**THE TASK:**
Word for word, retype every entry in the listing.

Source data
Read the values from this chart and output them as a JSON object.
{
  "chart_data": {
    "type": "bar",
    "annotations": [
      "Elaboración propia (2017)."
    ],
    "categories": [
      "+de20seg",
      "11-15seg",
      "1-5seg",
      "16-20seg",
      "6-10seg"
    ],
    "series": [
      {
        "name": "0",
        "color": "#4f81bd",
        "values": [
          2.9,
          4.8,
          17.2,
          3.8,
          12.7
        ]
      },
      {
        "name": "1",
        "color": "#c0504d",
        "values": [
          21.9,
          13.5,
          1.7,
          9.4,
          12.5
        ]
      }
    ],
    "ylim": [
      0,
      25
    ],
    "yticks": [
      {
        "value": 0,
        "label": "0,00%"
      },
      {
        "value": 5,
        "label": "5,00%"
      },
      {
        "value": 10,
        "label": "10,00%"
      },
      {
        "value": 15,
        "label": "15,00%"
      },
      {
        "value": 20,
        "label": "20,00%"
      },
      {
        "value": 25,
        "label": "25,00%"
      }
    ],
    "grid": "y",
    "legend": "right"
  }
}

**SOLUTION FOR THIS TASK:**
Read the values from this chart and output them as a JSON object.
{
  "chart_data": {
    "type": "bar",
    "annotations": [
      "Elaboración propia (2017)."
    ],
    "categories": [
      "+de20seg",
      "11-15seg",
      "1-5seg",
      "16-20seg",
      "6-10seg"
    ],
    "series": [
      {
        "name": "0",
        "color": "#4f81bd",
        "values": [
          2.9,
          4.8,
          17.2,
          3.8,
          12.7
        ]
      },
      {
        "name": "1",
        "color": "#c0504d",
        "values": [
          21.9,
          13.5,
          1.7,
          9.4,
          12.5
        ]
      }
    ],
    "ylim": [
      0,
      25
    ],
    "yticks": [
      {
        "value": 0,
        "label": "0,00%"
      },
      {
        "value": 5,
        "label": "5,00%"
      },
      {
        "value": 10,
        "label": "10,00%"
      },
      {
        "value": 15,
        "label": "15,00%"
      },
      {
        "value": 20,
        "label": "20,00%"
      },
      {
        "value": 25,
        "label": "25,00%"
      }
    ],
    "grid": "y",
    "legend": "right"
  }
}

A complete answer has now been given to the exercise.